Stored items:
↓
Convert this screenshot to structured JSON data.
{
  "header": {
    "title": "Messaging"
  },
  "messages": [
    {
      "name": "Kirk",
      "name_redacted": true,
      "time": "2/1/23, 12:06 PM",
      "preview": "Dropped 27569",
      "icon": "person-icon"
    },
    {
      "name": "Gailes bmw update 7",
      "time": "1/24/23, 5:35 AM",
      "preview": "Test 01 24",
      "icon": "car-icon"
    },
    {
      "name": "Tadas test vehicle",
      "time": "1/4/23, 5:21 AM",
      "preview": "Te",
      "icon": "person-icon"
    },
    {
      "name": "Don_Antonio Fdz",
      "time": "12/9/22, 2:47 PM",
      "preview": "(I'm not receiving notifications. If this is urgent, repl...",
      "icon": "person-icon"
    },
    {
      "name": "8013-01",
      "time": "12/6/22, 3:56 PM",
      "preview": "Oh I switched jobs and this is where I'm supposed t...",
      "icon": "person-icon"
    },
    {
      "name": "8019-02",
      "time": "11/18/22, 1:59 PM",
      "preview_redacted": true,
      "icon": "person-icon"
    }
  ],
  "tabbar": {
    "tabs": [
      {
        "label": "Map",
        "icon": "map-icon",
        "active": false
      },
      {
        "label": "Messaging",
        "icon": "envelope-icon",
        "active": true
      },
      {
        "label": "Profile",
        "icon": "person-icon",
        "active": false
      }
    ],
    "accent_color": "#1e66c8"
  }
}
↑
TASK STATEMENT:
Transcribe every line of the data, exactly as it stands.

SOLVED EXERCISE:
Convert this screenshot to structured JSON data.
{
  "header": {
    "title": "Messaging"
  },
  "messages": [
    {
      "name": "Kirk",
      "name_redacted": true,
      "time": "2/1/23, 12:06 PM",
      "preview": "Dropped 27569",
      "icon": "person-icon"
    },
    {
      "name": "Gailes bmw update 7",
      "time": "1/24/23, 5:35 AM",
      "preview": "Test 01 24",
      "icon": "car-icon"
    },
    {
      "name": "Tadas test vehicle",
      "time": "1/4/23, 5:21 AM",
      "preview": "Te",
      "icon": "person-icon"
    },
    {
      "name": "Don_Antonio Fdz",
      "time": "12/9/22, 2:47 PM",
      "preview": "(I'm not receiving notifications. If this is urgent, repl...",
      "icon": "person-icon"
    },
    {
      "name": "8013-01",
      "time": "12/6/22, 3:56 PM",
      "preview": "Oh I switched jobs and this is where I'm supposed t...",
      "icon": "person-icon"
    },
    {
      "name": "8019-02",
      "time": "11/18/22, 1:59 PM",
      "preview_redacted": true,
      "icon": "person-icon"
    }
  ],
  "tabbar": {
    "tabs": [
      {
        "label": "Map",
        "icon": "map-icon",
        "active": false
      },
      {
        "label": "Messaging",
        "icon": "envelope-icon",
        "active": true
      },
      {
        "label": "Profile",
        "icon": "person-icon",
        "active": false
      }
    ],
    "accent_color": "#1e66c8"
  }
}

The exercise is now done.